___ MATERIAL SUPPLIED ___

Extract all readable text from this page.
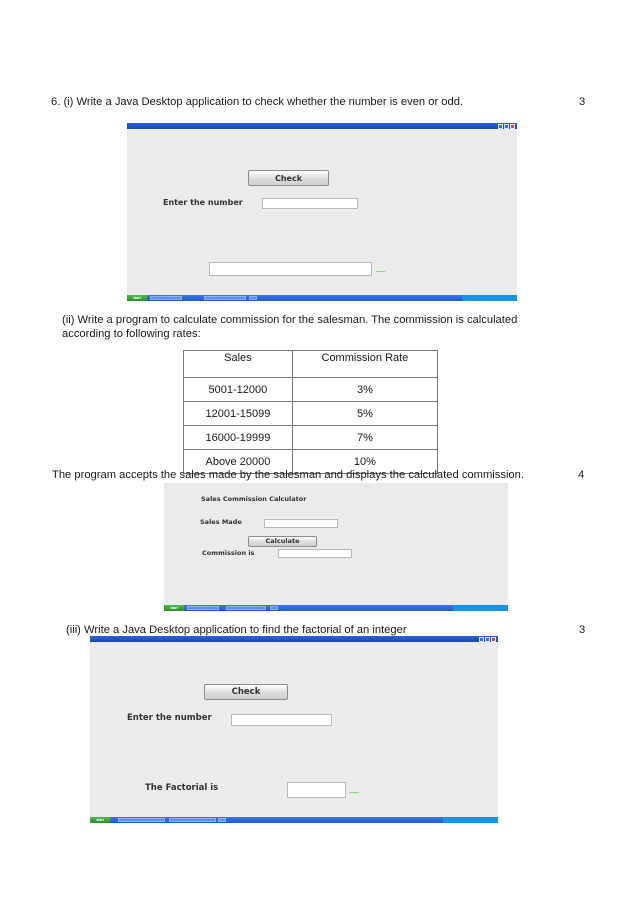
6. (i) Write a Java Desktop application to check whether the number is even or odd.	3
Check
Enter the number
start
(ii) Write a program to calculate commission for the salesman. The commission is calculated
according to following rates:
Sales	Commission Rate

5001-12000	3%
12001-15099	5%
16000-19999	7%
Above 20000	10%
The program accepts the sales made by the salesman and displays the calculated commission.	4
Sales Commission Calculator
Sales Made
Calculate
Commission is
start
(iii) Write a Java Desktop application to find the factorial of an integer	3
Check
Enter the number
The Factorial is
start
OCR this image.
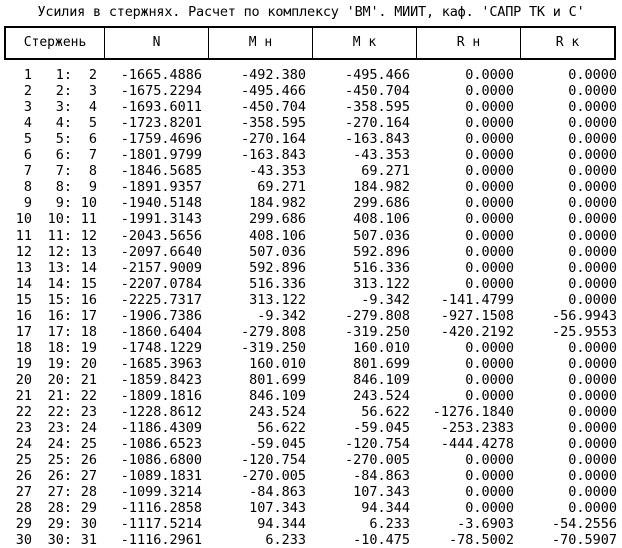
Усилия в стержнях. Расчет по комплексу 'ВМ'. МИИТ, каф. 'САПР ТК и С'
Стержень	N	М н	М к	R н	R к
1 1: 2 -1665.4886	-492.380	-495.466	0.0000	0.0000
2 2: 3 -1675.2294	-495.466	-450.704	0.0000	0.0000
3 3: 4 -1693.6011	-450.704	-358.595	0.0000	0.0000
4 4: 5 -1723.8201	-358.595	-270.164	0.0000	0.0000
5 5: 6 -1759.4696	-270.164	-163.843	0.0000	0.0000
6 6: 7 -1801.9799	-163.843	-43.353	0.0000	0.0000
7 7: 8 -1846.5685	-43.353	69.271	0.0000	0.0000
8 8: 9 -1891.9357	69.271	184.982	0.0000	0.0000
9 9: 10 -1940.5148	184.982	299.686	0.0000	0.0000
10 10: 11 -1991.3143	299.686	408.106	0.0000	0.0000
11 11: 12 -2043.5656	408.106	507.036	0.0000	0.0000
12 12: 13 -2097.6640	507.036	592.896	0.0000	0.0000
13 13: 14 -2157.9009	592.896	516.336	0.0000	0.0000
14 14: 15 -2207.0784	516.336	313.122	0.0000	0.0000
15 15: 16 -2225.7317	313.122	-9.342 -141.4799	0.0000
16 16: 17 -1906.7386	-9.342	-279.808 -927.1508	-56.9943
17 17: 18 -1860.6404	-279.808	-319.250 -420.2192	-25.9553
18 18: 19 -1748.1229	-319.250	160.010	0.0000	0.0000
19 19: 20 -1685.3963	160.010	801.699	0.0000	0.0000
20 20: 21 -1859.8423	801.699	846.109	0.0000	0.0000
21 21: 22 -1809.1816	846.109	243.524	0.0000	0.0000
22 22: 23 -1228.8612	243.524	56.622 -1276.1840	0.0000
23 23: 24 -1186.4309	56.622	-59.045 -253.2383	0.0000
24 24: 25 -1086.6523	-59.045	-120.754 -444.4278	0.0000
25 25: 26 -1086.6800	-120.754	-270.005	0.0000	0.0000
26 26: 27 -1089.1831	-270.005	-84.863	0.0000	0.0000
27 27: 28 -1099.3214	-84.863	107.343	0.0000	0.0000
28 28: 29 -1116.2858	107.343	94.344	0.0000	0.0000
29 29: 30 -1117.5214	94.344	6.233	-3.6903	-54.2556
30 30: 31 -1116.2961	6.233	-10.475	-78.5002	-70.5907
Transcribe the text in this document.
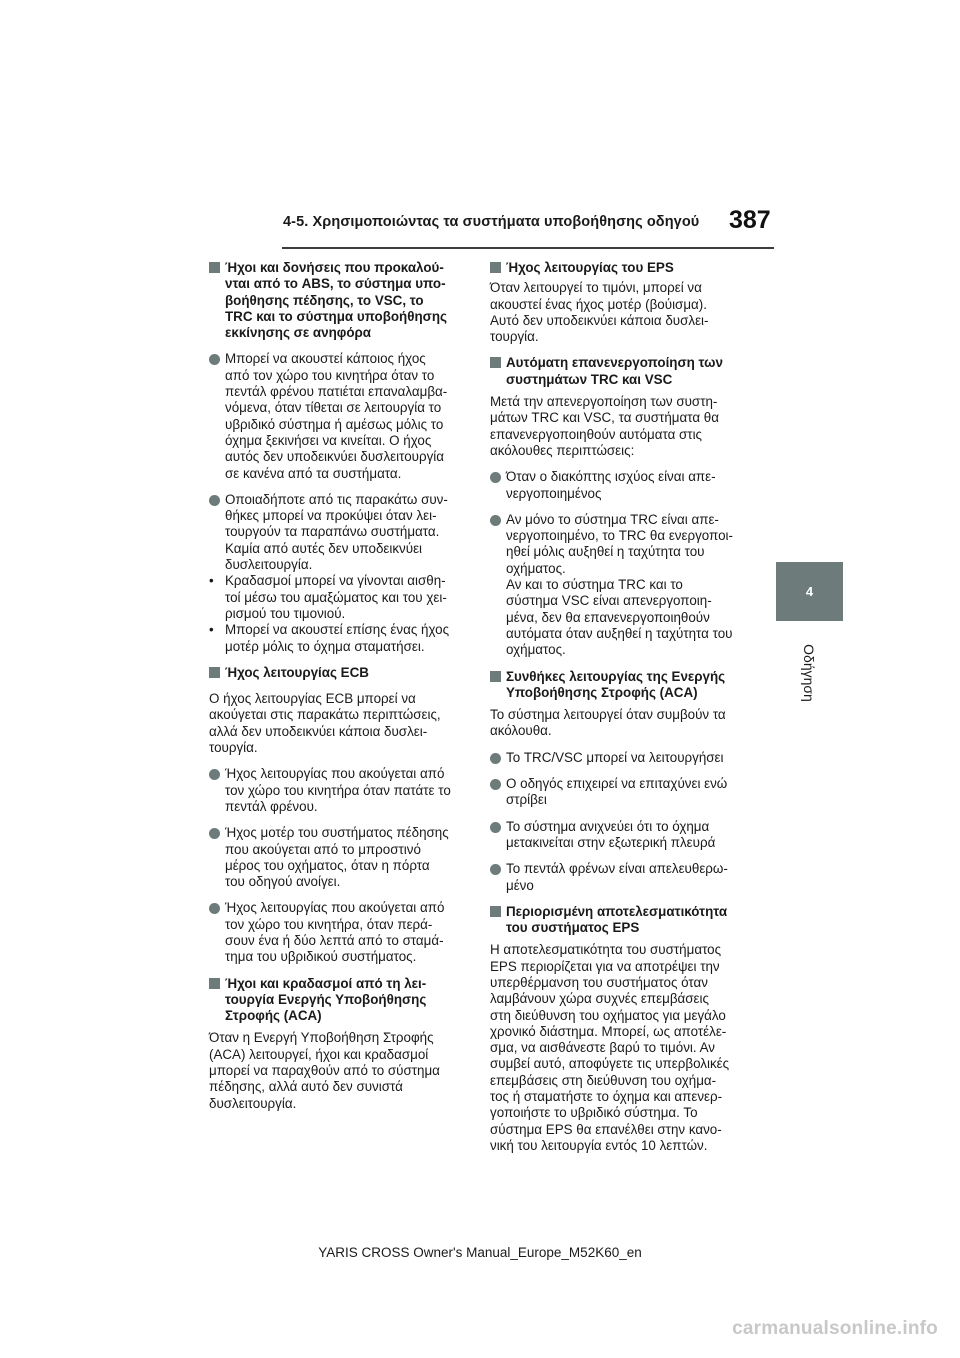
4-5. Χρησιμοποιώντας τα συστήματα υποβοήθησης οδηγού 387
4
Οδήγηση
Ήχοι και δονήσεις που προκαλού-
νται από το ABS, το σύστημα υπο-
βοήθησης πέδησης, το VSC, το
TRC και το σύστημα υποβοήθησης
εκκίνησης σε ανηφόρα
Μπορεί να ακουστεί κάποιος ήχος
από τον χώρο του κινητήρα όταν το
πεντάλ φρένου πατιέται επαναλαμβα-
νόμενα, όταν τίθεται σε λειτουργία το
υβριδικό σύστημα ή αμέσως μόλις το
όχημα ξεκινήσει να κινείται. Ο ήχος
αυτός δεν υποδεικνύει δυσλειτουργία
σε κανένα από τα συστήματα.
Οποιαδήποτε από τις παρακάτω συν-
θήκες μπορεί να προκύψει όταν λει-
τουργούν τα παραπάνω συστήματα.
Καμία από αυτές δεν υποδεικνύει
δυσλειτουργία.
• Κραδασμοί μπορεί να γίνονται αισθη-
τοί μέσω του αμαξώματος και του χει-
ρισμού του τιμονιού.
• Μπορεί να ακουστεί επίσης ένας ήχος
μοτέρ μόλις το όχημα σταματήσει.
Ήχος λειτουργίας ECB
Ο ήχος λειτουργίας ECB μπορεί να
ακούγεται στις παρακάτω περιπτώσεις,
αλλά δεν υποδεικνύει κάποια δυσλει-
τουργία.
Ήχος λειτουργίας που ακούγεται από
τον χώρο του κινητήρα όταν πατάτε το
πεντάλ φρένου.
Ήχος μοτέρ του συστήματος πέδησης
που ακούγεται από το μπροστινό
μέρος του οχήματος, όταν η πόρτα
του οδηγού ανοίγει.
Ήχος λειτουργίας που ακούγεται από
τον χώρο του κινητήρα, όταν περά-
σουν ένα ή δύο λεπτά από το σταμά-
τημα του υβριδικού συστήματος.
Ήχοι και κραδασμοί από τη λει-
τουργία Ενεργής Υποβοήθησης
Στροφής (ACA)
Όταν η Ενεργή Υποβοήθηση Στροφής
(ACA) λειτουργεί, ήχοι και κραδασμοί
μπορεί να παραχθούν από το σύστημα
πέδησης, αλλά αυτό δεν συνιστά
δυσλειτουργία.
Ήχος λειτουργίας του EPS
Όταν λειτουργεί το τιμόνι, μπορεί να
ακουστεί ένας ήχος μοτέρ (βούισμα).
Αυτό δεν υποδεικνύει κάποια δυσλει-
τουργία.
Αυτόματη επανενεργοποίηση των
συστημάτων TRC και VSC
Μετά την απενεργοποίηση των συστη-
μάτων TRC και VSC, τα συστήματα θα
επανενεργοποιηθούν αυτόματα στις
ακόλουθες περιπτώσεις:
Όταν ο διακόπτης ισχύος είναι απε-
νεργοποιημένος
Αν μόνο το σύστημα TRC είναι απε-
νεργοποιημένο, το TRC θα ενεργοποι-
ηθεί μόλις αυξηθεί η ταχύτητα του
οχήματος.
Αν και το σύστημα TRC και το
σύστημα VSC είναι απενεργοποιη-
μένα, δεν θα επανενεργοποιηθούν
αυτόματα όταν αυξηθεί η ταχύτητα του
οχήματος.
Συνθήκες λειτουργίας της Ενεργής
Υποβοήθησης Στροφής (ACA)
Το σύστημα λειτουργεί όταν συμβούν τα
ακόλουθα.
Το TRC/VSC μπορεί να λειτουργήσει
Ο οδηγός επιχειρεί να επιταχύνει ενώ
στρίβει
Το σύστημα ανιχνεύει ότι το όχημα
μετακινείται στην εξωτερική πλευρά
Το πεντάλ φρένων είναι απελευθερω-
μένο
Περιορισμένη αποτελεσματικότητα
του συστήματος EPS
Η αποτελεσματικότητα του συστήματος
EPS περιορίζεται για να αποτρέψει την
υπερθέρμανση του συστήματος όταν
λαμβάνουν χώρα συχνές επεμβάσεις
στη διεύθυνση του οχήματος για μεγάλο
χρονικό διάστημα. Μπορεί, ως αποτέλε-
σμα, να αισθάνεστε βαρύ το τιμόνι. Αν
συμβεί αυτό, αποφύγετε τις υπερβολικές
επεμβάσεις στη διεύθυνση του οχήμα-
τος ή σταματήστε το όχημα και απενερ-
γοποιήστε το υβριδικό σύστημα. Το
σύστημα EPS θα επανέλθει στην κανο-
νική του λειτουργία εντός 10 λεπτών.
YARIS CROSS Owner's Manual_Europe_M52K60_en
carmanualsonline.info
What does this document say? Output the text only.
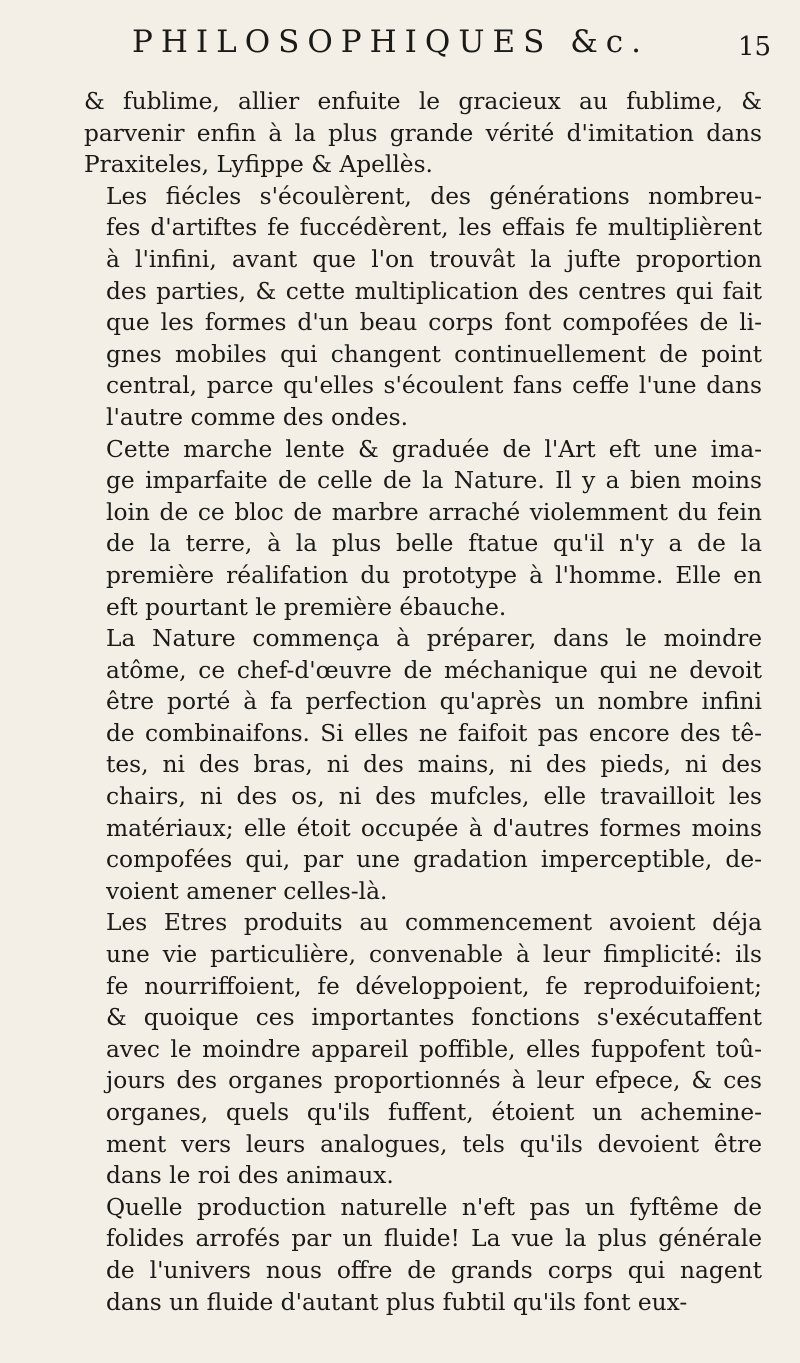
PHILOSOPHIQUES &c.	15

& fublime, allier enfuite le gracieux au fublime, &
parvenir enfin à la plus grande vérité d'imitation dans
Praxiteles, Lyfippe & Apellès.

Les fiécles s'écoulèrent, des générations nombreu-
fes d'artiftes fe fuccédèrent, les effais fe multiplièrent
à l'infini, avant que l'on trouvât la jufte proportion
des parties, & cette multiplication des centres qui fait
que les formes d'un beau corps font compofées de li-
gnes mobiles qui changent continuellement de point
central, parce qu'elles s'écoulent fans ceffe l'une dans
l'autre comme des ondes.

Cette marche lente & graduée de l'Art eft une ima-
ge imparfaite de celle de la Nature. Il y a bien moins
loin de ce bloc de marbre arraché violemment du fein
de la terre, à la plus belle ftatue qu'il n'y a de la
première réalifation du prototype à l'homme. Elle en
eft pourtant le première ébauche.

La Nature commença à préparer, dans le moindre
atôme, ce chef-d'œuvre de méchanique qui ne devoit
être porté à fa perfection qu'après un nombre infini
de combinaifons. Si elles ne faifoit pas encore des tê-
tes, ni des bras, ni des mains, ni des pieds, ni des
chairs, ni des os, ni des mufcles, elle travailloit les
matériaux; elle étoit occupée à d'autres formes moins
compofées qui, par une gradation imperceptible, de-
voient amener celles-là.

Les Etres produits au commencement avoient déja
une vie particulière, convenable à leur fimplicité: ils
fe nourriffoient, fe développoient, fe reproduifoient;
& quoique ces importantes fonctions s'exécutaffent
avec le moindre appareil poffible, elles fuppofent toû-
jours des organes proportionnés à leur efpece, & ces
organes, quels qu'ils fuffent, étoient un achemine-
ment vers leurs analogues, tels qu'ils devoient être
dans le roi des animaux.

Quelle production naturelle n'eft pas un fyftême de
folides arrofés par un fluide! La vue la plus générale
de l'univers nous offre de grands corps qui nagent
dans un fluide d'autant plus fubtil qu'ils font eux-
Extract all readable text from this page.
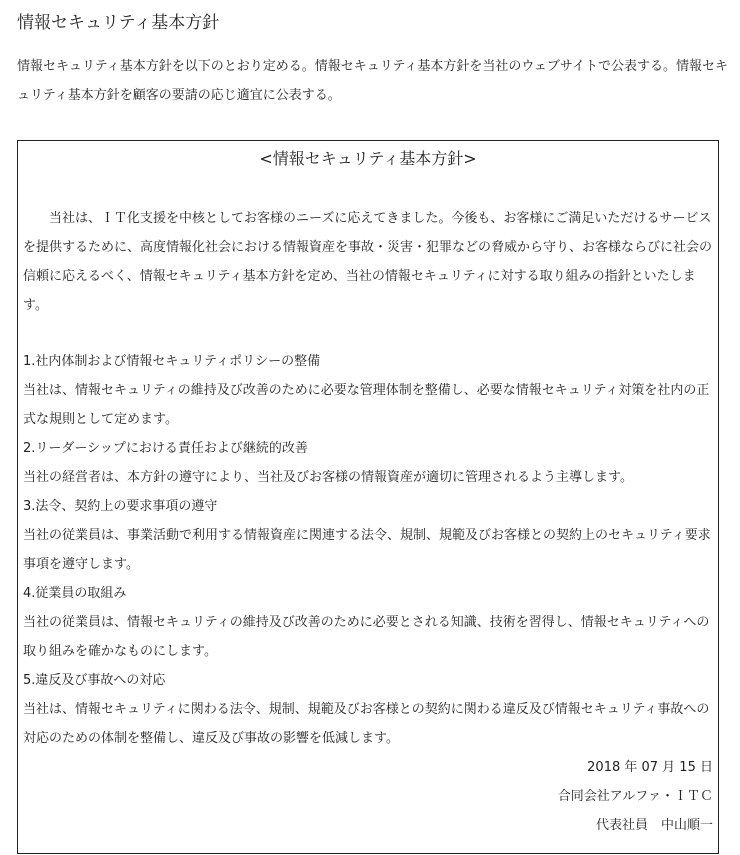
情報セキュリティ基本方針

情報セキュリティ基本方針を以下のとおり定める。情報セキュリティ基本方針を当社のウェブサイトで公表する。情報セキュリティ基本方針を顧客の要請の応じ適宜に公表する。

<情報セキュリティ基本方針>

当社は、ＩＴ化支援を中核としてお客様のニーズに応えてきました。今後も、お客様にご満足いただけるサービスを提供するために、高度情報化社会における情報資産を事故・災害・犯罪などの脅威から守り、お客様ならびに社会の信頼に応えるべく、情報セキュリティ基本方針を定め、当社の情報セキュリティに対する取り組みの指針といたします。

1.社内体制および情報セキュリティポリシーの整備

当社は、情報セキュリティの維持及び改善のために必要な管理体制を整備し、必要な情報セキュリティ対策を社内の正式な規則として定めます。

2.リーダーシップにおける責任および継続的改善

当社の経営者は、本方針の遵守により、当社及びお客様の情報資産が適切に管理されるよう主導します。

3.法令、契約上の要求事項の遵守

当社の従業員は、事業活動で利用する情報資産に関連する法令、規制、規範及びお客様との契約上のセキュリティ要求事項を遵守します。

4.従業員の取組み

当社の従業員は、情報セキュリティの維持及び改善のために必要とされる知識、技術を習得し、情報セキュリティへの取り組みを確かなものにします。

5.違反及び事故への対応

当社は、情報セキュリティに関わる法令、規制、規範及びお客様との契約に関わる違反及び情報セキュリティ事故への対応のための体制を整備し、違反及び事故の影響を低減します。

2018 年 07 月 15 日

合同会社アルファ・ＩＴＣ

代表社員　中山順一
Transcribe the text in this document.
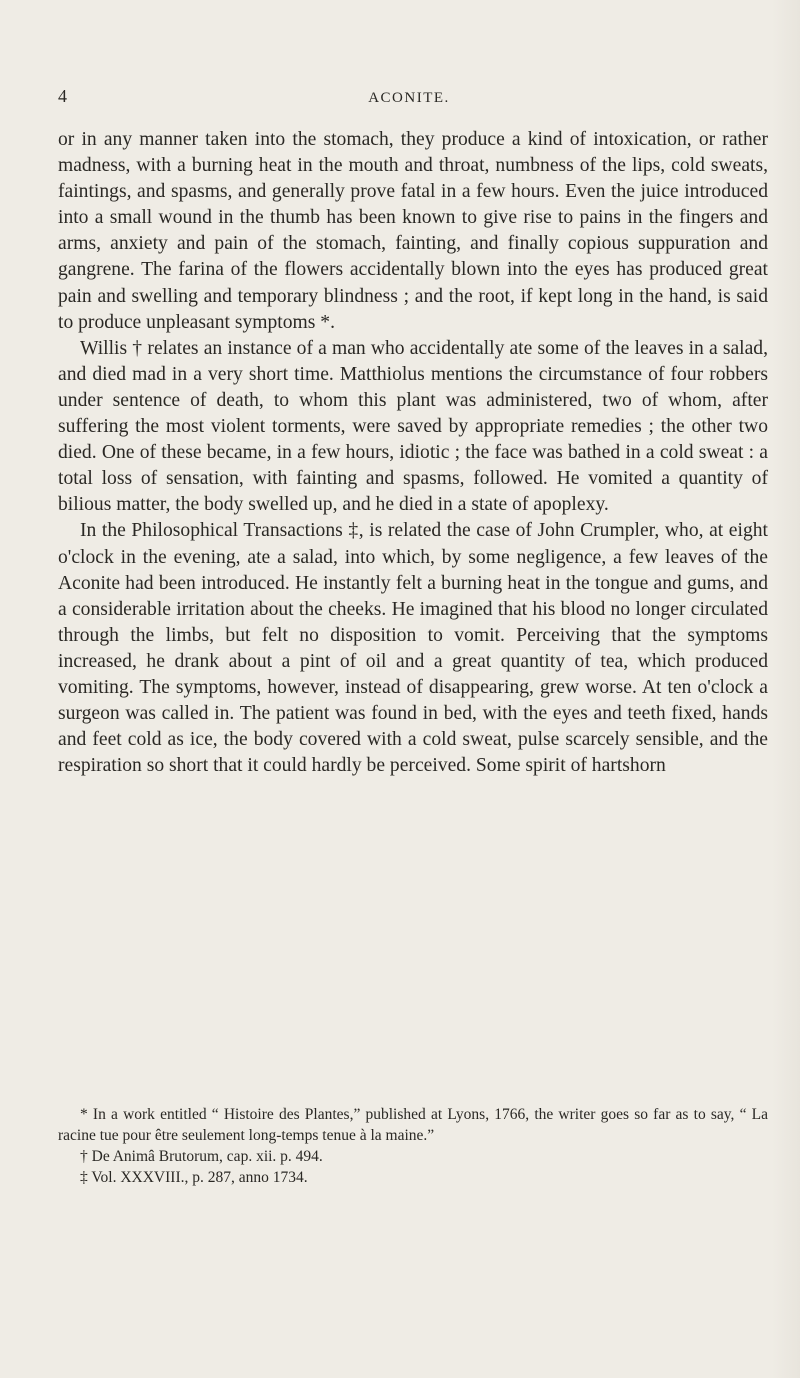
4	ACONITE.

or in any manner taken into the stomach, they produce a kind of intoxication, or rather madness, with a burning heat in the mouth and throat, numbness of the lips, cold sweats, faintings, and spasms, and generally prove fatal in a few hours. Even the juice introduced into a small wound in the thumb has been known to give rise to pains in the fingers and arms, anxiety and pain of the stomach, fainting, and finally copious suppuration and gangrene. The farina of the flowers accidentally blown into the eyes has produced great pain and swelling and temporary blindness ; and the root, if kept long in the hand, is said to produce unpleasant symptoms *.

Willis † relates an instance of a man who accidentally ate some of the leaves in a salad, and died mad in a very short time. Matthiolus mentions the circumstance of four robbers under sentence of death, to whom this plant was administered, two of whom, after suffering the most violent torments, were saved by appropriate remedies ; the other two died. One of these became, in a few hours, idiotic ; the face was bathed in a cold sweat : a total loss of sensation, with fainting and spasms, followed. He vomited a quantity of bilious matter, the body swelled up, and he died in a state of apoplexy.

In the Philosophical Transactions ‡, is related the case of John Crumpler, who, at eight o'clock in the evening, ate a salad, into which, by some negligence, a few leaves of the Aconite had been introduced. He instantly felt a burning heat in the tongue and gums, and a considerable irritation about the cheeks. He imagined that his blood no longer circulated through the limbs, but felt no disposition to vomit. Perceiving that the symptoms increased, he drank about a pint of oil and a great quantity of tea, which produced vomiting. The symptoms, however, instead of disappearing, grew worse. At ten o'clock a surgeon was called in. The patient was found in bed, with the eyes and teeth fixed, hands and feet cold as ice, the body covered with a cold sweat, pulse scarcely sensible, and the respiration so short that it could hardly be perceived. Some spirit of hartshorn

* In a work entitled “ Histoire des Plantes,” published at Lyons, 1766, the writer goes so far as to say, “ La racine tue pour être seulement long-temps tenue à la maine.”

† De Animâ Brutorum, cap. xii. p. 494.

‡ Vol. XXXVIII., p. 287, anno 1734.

___

**WHAT THE TASK ASKS:** Isolate the lines above that contain the word "αποτελεσματικότητα" and copy them.

**RESULT BELOW:**
Περιορισμένη αποτελεσματικότητα
Η αποτελεσματικότητα του συστήματος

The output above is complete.